● SHORT EXERCISE:
Find how many lines contain "уполномоченных" and state only that number.

● ENTRIES PROVIDED:
— begin —

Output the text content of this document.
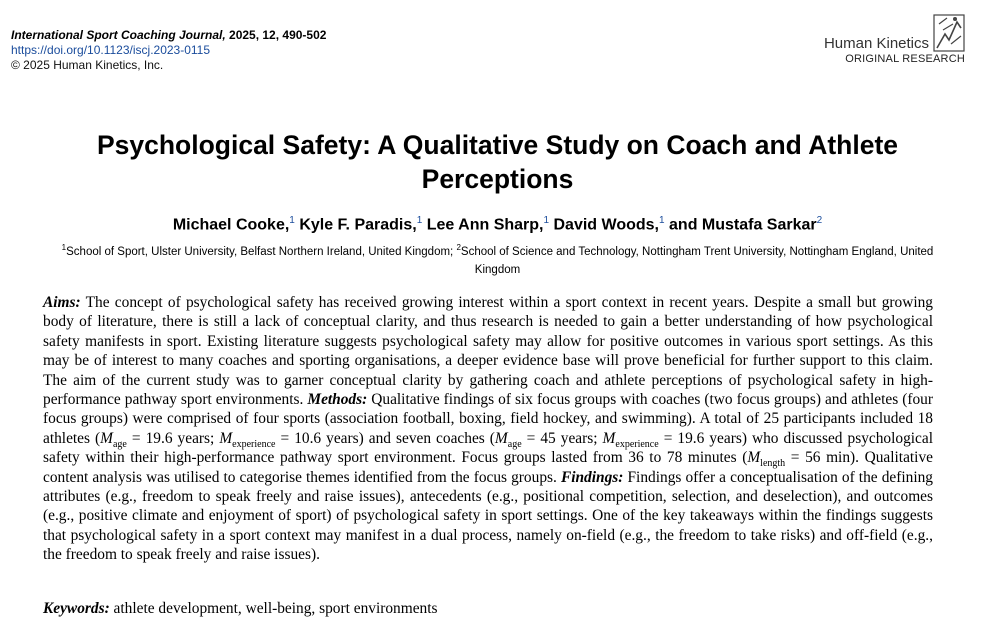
International Sport Coaching Journal, 2025, 12, 490-502
https://doi.org/10.1123/iscj.2023-0115
© 2025 Human Kinetics, Inc.
Human Kinetics
ORIGINAL RESEARCH
Psychological Safety: A Qualitative Study on Coach and Athlete Perceptions
Michael Cooke,$^1$ Kyle F. Paradis,$^1$ Lee Ann Sharp,$^1$ David Woods,$^1$ and Mustafa Sarkar$^2$
$^1$School of Sport, Ulster University, Belfast Northern Ireland, United Kingdom; $^2$School of Science and Technology, Nottingham Trent University, Nottingham England, United Kingdom

Aims: The concept of psychological safety has received growing interest within a sport context in recent years. Despite a small but growing body of literature, there is still a lack of conceptual clarity, and thus research is needed to gain a better understanding of how psychological safety manifests in sport. Existing literature suggests psychological safety may allow for positive outcomes in various sport settings. As this may be of interest to many coaches and sporting organisations, a deeper evidence base will prove beneficial for further support to this claim. The aim of the current study was to garner conceptual clarity by gathering coach and athlete perceptions of psychological safety in high-performance pathway sport environments. Methods: Qualitative findings of six focus groups with coaches (two focus groups) and athletes (four focus groups) were comprised of four sports (association football, boxing, field hockey, and swimming). A total of 25 participants included 18 athletes ($M_{age} = 19.6$ years; $M_{experience} = 10.6$ years) and seven coaches ($M_{age} = 45$ years; $M_{experience} = 19.6$ years) who discussed psychological safety within their high-performance pathway sport environment. Focus groups lasted from 36 to 78 minutes ($M_{length} = 56$ min). Qualitative content analysis was utilised to categorise themes identified from the focus groups. Findings: Findings offer a conceptualisation of the defining attributes (e.g., freedom to speak freely and raise issues), antecedents (e.g., positional competition, selection, and deselection), and outcomes (e.g., positive climate and enjoyment of sport) of psychological safety in sport settings. One of the key takeaways within the findings suggests that psychological safety in a sport context may manifest in a dual process, namely on-field (e.g., the freedom to take risks) and off-field (e.g., the freedom to speak freely and raise issues).

Keywords: athlete development, well-being, sport environments
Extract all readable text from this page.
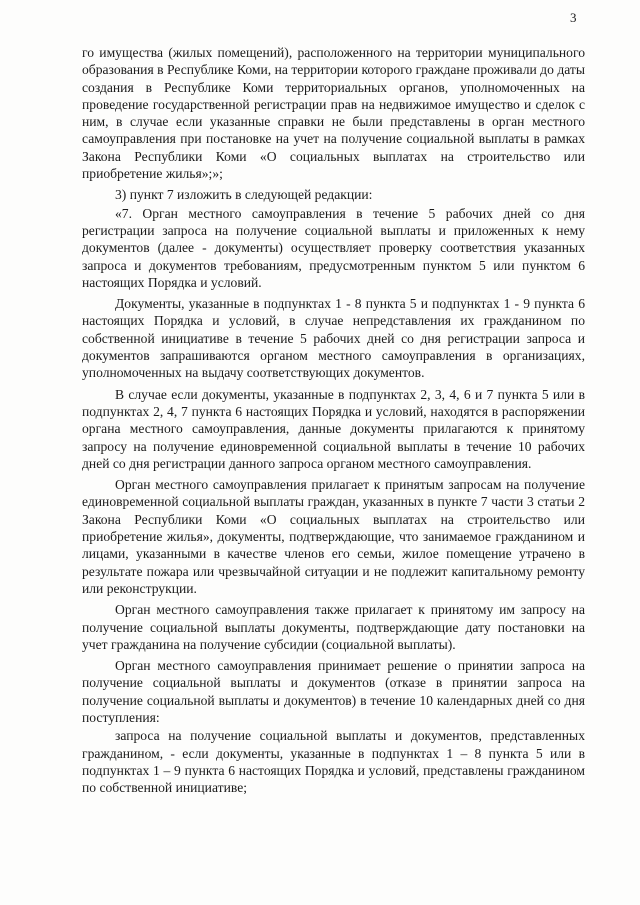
3

го имущества (жилых помещений), расположенного на территории муниципального образования в Республике Коми, на территории которого граждане проживали до даты создания в Республике Коми территориальных органов, уполномоченных на проведение государственной регистрации прав на недвижимое имущество и сделок с ним, в случае если указанные справки не были представлены в орган местного самоуправления при постановке на учет на получение социальной выплаты в рамках Закона Республики Коми «О социальных выплатах на строительство или приобретение жилья»;»;

3) пункт 7 изложить в следующей редакции:

«7. Орган местного самоуправления в течение 5 рабочих дней со дня регистрации запроса на получение социальной выплаты и приложенных к нему документов (далее - документы) осуществляет проверку соответствия указанных запроса и документов требованиям, предусмотренным пунктом 5 или пунктом 6 настоящих Порядка и условий.

Документы, указанные в подпунктах 1 - 8 пункта 5 и подпунктах 1 - 9 пункта 6 настоящих Порядка и условий, в случае непредставления их гражданином по собственной инициативе в течение 5 рабочих дней со дня регистрации запроса и документов запрашиваются органом местного самоуправления в организациях, уполномоченных на выдачу соответствующих документов.

В случае если документы, указанные в подпунктах 2, 3, 4, 6 и 7 пункта 5 или в подпунктах 2, 4, 7 пункта 6 настоящих Порядка и условий, находятся в распоряжении органа местного самоуправления, данные документы прилагаются к принятому запросу на получение единовременной социальной выплаты в течение 10 рабочих дней со дня регистрации данного запроса органом местного самоуправления.

Орган местного самоуправления прилагает к принятым запросам на получение единовременной социальной выплаты граждан, указанных в пункте 7 части 3 статьи 2 Закона Республики Коми «О социальных выплатах на строительство или приобретение жилья», документы, подтверждающие, что занимаемое гражданином и лицами, указанными в качестве членов его семьи, жилое помещение утрачено в результате пожара или чрезвычайной ситуации и не подлежит капитальному ремонту или реконструкции.

Орган местного самоуправления также прилагает к принятому им запросу на получение социальной выплаты документы, подтверждающие дату постановки на учет гражданина на получение субсидии (социальной выплаты).

Орган местного самоуправления принимает решение о принятии запроса на получение социальной выплаты и документов (отказе в принятии запроса на получение социальной выплаты и документов) в течение 10 календарных дней со дня поступления:

запроса на получение социальной выплаты и документов, представленных гражданином, - если документы, указанные в подпунктах 1 – 8 пункта 5 или в подпунктах 1 – 9 пункта 6 настоящих Порядка и условий, представлены гражданином по собственной инициативе;
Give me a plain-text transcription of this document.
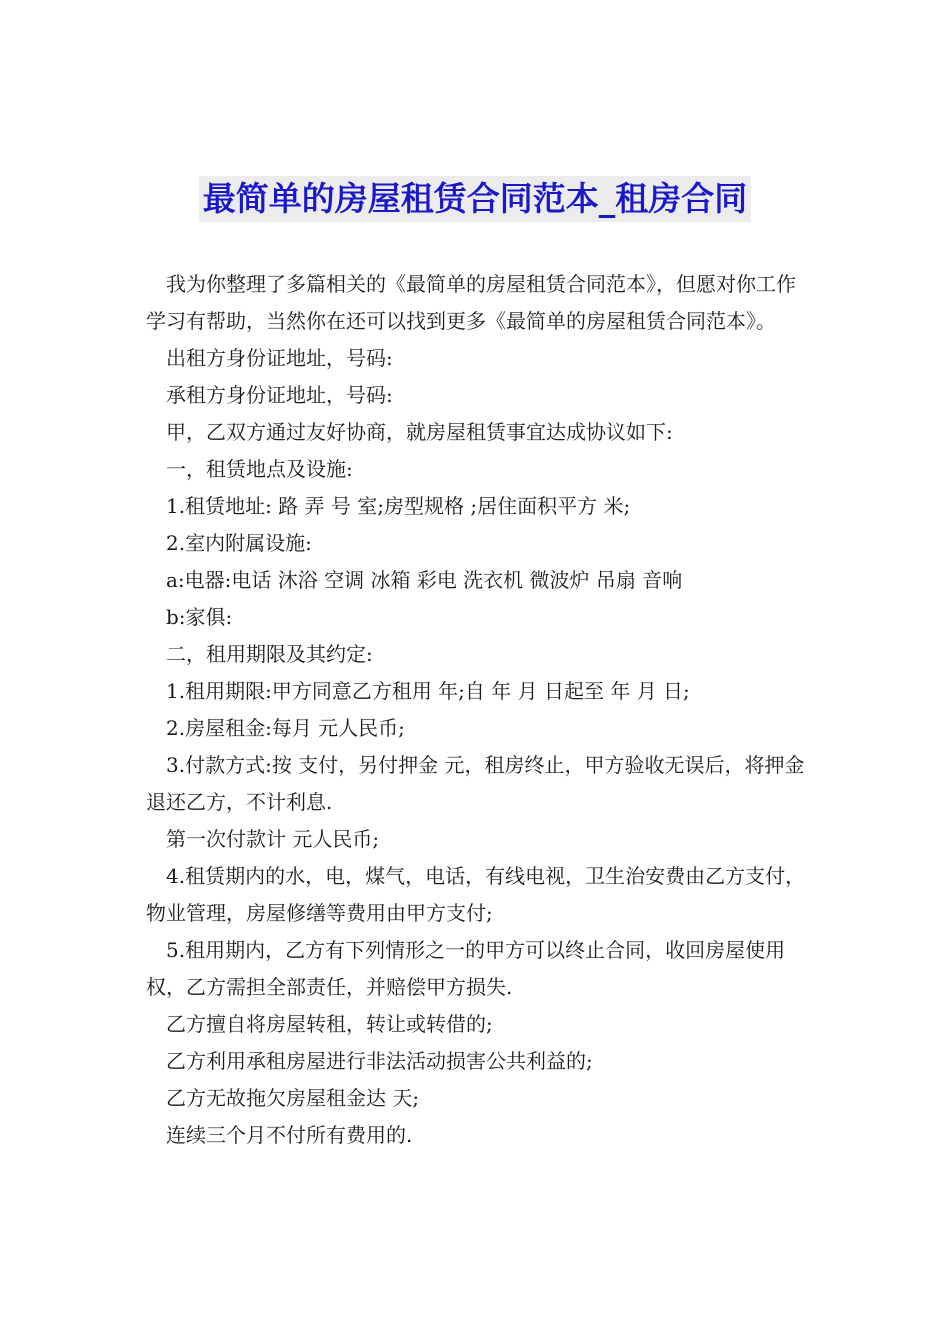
最简单的房屋租赁合同范本_租房合同

我为你整理了多篇相关的《最简单的房屋租赁合同范本》，但愿对你工作学习有帮助，当然你在还可以找到更多《最简单的房屋租赁合同范本》。

出租方身份证地址，号码:

承租方身份证地址，号码:

甲，乙双方通过友好协商，就房屋租赁事宜达成协议如下:

一，租赁地点及设施:

1.租赁地址: 路 弄 号 室;房型规格 ;居住面积平方 米;

2.室内附属设施:

a:电器:电话 沐浴 空调 冰箱 彩电 洗衣机 微波炉 吊扇 音响

b:家俱:

二，租用期限及其约定:

1.租用期限:甲方同意乙方租用 年;自 年 月 日起至 年 月 日;

2.房屋租金:每月 元人民币;

3.付款方式:按 支付，另付押金 元，租房终止，甲方验收无误后，将押金退还乙方，不计利息.

第一次付款计 元人民币;

4.租赁期内的水，电，煤气，电话，有线电视，卫生治安费由乙方支付，物业管理，房屋修缮等费用由甲方支付;

5.租用期内，乙方有下列情形之一的甲方可以终止合同，收回房屋使用权，乙方需担全部责任，并赔偿甲方损失.

乙方擅自将房屋转租，转让或转借的;

乙方利用承租房屋进行非法活动损害公共利益的;

乙方无故拖欠房屋租金达 天;

连续三个月不付所有费用的.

— end —

● FULL SOLUTION:
2